COUR D’APPEL DE LYON
JURIDICTION DU PREMIER PRESIDENT
ORDONNANCE DE REFERE
DU 20 Janvier 2025
DEMANDERESSE :
S.A.S. TOLERIE DE LA LOIRE prise en la personne de ses représentants légaux domiciliés
en cette qualité au siège
[Adresse 3]
[Localité 4]
Représentée par Me Lamia SEBAOUI de la SELARL LX LYON, avocat au barreau de LYON (TOQUE 938)
DEFENDERESSES :
S.A.S. HAAS + SOHN FRANCE prise en la personne de son représentant légal, domicilié es qualités audit siège
[Adresse 2]
[Localité 6]
avocat postulant : Me Vincent DE FOURCROY de la SELARL DE FOURCROY AVOCATS ASSOCIES, avocat au barreau de LYON (toque 1102)
avocat plaidant : Me Oliver WIESIKE de la SELAS VALORIS AVOCATS, avocat au barreau de LYON
(toque 2846)
S.A.S. KOCH & ASSOCIES es qualité de liquidateur judiciaire de la société HAAS + SOHN France, prise en la personne de son représentant légal, domicilié es qualités audit siège,
[Adresse 1]
[Localité 5]
avocat postulant : Me Vincent DE FOURCROY de la SELARL DE FOURCROY AVOCATS ASSOCIES, avocat au barreau de LYON (toque 1102)
avocat plaidant : Me Oliver WIESIKE de la SELAS VALORIS AVOCATS, avocat au barreau de LYON
(toque 2846)

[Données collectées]

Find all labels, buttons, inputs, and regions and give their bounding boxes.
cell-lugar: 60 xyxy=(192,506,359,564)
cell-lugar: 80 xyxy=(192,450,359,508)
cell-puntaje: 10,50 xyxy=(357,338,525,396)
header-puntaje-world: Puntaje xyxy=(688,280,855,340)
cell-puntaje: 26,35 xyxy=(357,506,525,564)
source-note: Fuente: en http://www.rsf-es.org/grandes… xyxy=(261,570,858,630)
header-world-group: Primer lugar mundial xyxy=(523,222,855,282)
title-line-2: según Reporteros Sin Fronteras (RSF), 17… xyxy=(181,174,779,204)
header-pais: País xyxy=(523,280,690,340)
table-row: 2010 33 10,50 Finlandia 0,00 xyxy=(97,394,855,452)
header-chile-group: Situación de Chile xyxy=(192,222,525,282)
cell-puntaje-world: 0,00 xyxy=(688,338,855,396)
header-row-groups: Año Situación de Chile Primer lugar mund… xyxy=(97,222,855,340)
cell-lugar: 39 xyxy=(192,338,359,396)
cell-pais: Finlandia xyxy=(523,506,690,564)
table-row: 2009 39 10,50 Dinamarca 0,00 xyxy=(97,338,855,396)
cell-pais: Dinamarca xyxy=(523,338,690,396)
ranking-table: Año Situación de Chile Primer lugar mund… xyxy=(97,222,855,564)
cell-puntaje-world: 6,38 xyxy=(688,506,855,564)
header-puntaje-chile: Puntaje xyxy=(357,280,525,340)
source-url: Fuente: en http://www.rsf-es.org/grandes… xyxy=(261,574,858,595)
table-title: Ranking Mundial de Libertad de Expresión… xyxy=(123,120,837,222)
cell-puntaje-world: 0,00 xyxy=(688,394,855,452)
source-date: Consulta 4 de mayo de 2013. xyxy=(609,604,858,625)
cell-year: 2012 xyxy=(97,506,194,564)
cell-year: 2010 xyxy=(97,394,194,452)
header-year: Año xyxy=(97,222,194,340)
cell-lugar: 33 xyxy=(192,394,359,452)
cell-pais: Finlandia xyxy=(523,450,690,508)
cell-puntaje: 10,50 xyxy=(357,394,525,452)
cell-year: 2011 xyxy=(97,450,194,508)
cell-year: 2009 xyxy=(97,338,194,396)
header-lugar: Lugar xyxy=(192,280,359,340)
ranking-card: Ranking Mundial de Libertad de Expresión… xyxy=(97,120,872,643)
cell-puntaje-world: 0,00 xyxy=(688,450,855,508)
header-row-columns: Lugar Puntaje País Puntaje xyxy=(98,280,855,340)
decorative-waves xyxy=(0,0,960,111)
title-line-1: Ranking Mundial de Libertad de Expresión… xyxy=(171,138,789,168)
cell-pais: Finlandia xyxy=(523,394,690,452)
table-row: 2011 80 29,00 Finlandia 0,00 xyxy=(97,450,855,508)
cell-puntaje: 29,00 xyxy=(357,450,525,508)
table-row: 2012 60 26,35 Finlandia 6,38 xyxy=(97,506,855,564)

*Consigne*:
D'après l'ordonnance, que répondez-vous ?
1. De quelle date est l'ordonnance de référé ?
2. Quel avocat représente la S.A.S. TOLERIE DE LA LOIRE ?
3. En quelle qualité la S.A.S. KOCH & ASSOCIES figure-t-elle parmi les défenderesses ?

*Résultat*:
1. Du 20 janvier 2025.
2. Me Lamia SEBAOUI, de la SELARL LX LYON, avocat au barreau de Lyon (toque 938).
3. En qualité de liquidateur judiciaire de la société HAAS + SOHN France.